▶ Exercise instructions
Determine the number of lines in the listing below where the string "δημιουργούν" occurs; answer with the number alone.

[Excerpt from a dataset]
%%

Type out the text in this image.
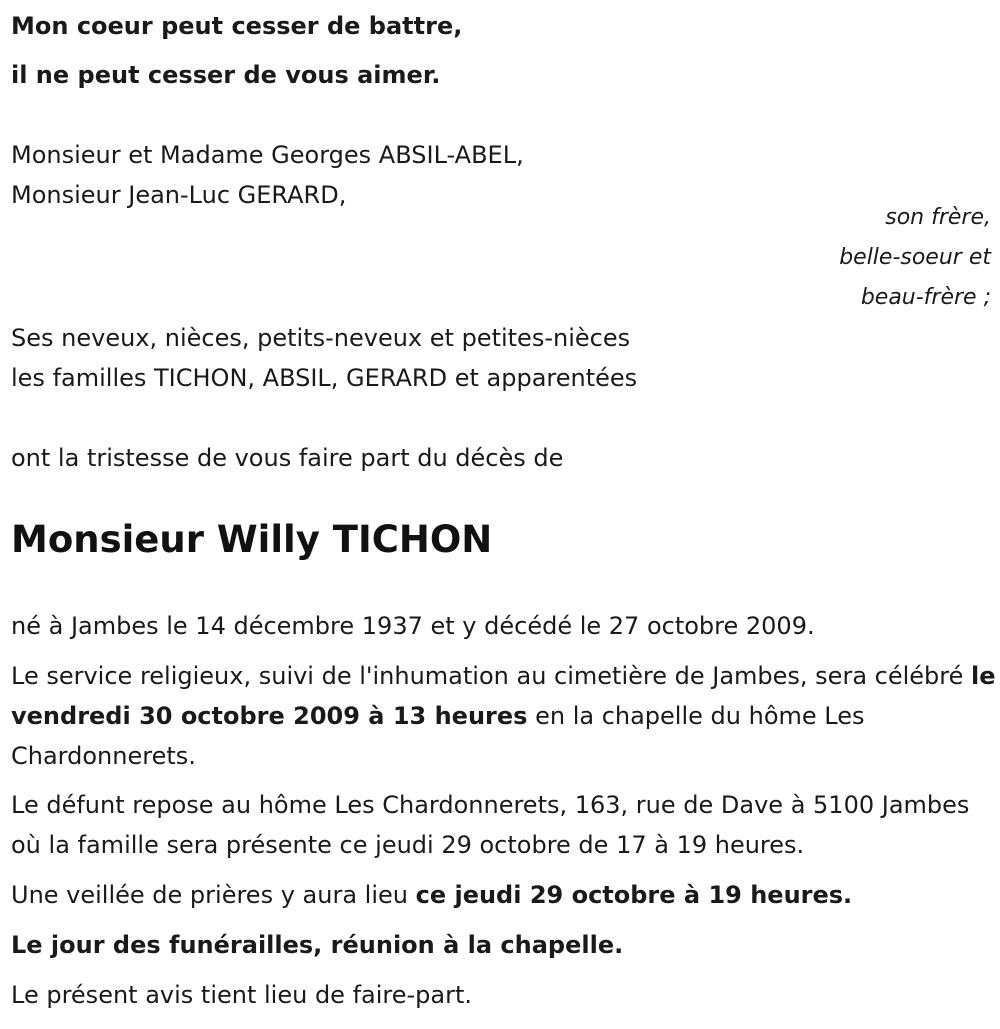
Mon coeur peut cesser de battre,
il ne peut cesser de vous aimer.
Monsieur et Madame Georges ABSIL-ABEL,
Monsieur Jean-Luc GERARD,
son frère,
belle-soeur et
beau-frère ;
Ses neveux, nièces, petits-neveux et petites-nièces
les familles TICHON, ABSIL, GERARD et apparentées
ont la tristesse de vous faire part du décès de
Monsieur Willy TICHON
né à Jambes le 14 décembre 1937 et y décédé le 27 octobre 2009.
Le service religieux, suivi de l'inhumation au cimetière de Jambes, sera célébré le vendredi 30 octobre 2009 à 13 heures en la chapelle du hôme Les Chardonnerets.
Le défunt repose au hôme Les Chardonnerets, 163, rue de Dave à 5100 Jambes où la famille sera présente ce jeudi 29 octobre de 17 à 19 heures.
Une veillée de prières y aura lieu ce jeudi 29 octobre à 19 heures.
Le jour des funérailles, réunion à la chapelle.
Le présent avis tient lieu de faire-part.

%%
%%

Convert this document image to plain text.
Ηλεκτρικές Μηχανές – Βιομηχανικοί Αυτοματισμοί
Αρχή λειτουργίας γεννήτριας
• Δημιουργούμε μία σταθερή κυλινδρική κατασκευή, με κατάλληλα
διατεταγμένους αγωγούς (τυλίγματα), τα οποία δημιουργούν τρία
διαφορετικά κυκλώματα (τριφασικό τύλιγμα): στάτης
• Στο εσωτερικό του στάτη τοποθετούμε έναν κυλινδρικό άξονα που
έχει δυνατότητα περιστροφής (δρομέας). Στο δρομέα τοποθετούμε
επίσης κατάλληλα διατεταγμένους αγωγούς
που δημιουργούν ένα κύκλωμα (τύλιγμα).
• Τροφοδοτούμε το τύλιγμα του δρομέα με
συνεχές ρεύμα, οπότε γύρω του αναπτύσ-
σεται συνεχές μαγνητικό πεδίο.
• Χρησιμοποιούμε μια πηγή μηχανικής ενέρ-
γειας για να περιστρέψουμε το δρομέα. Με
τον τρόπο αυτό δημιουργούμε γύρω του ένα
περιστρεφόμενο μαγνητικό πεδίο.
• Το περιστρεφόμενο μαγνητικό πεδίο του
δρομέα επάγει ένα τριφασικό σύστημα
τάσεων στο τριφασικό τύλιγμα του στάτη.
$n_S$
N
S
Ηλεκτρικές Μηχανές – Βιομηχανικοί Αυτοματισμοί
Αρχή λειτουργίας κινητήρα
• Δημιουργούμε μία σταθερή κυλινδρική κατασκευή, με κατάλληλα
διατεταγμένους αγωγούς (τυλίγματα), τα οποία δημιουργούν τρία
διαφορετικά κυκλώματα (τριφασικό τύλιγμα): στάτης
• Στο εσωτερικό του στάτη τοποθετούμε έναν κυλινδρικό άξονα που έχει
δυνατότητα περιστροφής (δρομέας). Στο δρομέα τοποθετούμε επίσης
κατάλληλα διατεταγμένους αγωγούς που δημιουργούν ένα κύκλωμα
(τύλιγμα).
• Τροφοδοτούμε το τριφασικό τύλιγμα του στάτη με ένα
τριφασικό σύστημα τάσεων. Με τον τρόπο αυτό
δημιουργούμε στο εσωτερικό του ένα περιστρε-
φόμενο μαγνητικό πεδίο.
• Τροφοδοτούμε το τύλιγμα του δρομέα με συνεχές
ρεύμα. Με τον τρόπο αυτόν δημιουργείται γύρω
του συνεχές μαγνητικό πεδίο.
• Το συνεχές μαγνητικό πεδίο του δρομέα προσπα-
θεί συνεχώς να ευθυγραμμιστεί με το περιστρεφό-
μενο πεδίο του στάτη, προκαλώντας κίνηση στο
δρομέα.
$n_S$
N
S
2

%%

▶ Response
4